- **Material provided**
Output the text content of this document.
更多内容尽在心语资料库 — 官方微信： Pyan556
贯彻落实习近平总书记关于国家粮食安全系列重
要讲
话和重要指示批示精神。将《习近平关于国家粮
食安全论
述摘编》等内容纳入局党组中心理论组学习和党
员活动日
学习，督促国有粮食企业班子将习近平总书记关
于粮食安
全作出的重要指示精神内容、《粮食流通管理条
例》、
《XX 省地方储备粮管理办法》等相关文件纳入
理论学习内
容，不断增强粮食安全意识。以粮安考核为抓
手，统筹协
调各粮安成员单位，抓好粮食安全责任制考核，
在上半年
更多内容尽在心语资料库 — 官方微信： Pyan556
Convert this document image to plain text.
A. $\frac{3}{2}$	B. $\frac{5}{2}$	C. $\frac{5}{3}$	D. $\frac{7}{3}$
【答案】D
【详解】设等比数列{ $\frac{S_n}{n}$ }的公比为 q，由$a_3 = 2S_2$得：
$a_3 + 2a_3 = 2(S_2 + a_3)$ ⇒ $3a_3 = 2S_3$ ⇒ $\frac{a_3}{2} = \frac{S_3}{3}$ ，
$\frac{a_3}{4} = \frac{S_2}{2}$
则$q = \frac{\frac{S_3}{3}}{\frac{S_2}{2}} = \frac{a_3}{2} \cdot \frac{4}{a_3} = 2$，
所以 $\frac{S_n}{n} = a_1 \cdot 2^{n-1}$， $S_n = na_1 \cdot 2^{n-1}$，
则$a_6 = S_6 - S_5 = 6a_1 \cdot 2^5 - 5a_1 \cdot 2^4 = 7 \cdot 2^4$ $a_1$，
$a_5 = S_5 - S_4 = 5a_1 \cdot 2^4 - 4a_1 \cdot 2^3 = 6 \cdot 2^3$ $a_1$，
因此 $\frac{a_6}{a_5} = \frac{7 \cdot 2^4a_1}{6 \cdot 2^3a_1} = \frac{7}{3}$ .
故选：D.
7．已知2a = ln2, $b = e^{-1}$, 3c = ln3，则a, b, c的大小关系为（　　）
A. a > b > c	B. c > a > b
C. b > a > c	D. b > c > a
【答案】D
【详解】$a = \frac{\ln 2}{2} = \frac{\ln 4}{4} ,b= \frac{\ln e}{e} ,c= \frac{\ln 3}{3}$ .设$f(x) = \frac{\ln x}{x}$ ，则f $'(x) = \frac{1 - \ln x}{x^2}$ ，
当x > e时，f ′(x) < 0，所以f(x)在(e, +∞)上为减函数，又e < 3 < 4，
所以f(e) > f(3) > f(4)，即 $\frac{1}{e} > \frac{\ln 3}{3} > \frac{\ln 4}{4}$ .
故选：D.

- **Exercise goal**
Report each line in the preceding entries that holds the string "this".

- **Final result**
Output the text content of this document.
Convert this document image to plain text.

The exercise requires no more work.